━━━ Extracted material ━━━

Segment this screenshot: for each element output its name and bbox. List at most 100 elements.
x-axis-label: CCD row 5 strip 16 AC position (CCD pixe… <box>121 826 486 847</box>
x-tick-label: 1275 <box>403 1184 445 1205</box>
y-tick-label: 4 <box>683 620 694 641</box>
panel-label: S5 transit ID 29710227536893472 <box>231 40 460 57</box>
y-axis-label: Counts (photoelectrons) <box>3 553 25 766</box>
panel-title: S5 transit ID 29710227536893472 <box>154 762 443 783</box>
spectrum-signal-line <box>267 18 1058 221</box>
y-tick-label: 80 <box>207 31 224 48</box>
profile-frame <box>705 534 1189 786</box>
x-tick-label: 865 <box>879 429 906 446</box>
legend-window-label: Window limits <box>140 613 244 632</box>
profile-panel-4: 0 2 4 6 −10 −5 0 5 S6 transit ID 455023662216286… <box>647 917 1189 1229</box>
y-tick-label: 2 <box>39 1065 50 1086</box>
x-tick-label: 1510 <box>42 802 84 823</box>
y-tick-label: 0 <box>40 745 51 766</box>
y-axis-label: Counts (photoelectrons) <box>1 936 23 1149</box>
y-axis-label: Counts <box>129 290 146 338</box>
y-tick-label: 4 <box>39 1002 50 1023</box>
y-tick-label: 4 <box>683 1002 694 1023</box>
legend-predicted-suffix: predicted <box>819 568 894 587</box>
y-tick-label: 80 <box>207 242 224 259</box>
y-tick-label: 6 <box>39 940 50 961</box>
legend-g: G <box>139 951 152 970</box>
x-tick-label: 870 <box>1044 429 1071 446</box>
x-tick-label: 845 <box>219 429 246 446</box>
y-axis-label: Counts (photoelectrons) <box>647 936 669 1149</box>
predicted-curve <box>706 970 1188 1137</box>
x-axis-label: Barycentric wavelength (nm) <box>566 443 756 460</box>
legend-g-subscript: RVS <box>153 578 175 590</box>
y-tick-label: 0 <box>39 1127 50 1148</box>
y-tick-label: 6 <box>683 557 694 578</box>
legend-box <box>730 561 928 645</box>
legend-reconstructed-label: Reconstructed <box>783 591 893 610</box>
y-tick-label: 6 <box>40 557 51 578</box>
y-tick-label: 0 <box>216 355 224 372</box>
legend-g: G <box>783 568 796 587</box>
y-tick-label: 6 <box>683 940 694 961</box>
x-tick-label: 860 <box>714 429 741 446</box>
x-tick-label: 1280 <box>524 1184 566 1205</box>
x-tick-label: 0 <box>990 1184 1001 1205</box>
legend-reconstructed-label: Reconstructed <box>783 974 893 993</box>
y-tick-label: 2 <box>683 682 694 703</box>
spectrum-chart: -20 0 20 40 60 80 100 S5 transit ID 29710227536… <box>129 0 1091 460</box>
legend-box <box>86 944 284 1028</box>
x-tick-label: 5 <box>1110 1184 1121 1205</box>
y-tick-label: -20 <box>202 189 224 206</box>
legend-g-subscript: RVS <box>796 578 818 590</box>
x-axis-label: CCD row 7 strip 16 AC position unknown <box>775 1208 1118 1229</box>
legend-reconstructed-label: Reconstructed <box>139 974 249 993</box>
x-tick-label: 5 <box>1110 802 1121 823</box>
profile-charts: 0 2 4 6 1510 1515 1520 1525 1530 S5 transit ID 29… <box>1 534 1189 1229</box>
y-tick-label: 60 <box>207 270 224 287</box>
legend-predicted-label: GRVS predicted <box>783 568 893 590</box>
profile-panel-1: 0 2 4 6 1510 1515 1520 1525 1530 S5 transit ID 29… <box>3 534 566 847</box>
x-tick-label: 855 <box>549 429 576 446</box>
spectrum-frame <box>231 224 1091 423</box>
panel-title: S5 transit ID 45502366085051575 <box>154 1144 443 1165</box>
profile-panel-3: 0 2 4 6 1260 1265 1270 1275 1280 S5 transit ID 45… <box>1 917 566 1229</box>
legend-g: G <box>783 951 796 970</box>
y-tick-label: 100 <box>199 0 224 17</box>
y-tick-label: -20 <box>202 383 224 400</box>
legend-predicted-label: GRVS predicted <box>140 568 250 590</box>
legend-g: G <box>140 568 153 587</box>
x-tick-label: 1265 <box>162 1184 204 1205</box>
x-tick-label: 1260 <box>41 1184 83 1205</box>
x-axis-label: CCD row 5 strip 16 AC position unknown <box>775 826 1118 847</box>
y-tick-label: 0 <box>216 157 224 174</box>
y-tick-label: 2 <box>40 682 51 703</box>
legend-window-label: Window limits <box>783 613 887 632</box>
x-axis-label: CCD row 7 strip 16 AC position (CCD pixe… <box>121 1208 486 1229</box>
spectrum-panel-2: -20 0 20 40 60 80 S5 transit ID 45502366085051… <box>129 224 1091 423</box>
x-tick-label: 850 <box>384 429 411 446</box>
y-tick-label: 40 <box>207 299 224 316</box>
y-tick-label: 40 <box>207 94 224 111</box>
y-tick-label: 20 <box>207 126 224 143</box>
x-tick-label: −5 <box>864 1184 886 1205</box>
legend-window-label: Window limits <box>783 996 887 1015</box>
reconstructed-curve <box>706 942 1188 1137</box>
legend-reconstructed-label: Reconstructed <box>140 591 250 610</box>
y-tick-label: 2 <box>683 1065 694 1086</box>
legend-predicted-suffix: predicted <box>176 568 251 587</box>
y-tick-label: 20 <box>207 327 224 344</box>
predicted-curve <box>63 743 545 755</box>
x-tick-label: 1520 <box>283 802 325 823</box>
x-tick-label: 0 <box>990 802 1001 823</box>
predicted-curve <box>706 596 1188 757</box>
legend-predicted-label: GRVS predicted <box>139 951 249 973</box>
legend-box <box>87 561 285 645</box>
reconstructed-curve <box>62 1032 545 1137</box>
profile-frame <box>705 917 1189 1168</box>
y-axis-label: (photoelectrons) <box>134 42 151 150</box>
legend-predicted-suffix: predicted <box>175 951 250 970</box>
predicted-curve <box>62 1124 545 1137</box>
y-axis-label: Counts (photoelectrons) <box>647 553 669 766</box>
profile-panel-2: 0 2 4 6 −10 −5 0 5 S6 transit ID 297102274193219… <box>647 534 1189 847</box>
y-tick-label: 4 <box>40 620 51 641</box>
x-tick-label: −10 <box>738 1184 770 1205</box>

━━━

What is required:
Extract the data from its first line down to the line that contains "x-tick-label: 870 <box>1044", and copy each of those lines unchanged. Include both end lines and nothing after the second.

Result:
Segment this screenshot: for each element output its name and bbox. List at most 100 elements.
x-axis-label: CCD row 5 strip 16 AC position (CCD pixe… <box>121 826 486 847</box>
x-tick-label: 1275 <box>403 1184 445 1205</box>
y-tick-label: 4 <box>683 620 694 641</box>
panel-label: S5 transit ID 29710227536893472 <box>231 40 460 57</box>
y-axis-label: Counts (photoelectrons) <box>3 553 25 766</box>
panel-title: S5 transit ID 29710227536893472 <box>154 762 443 783</box>
spectrum-signal-line <box>267 18 1058 221</box>
y-tick-label: 80 <box>207 31 224 48</box>
profile-frame <box>705 534 1189 786</box>
x-tick-label: 865 <box>879 429 906 446</box>
legend-window-label: Window limits <box>140 613 244 632</box>
profile-panel-4: 0 2 4 6 −10 −5 0 5 S6 transit ID 455023662216286… <box>647 917 1189 1229</box>
y-tick-label: 2 <box>39 1065 50 1086</box>
x-tick-label: 1510 <box>42 802 84 823</box>
y-tick-label: 0 <box>40 745 51 766</box>
y-axis-label: Counts (photoelectrons) <box>1 936 23 1149</box>
y-axis-label: Counts <box>129 290 146 338</box>
y-tick-label: 4 <box>39 1002 50 1023</box>
y-tick-label: 4 <box>683 1002 694 1023</box>
legend-predicted-suffix: predicted <box>819 568 894 587</box>
y-tick-label: 80 <box>207 242 224 259</box>
y-tick-label: 6 <box>39 940 50 961</box>
legend-g: G <box>139 951 152 970</box>
x-tick-label: 870 <box>1044 429 1071 446</box>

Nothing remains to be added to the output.